* _EXERCISE DIRECTIONS_
Transcribe every entry below word for word, but skip the pictures.

* _DATASET RECORDS_

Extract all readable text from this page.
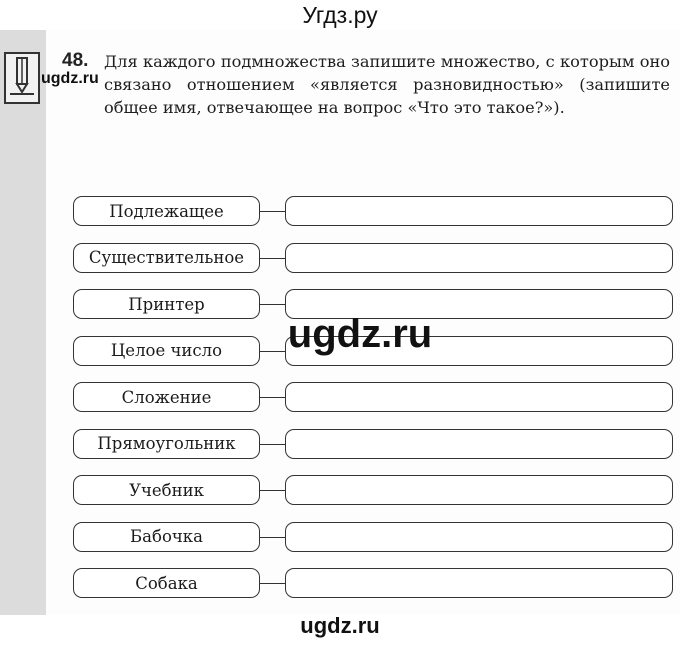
Угдз.ру
ugdz.ru
48. Для каждого подмножества запишите множество, с которым оно связано отношением «является разновидностью» (запишите общее имя, отвечающее на вопрос «Что это такое?»).
Подлежащее
Существительное
Принтер
Целое число
Сложение
Прямоугольник
Учебник
Бабочка
Собака
ugdz.ru
ugdz.ru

* _TASK ANSWER_
Extract all readable text from this page.
Угдз.ру
ugdz.ru
48. Для каждого подмножества запишите множество, с которым оно связано отношением «является разновидностью» (запишите общее имя, отвечающее на вопрос «Что это такое?»).
Подлежащее
Существительное
Принтер
Целое число
Сложение
Прямоугольник
Учебник
Бабочка
Собака
ugdz.ru
ugdz.ru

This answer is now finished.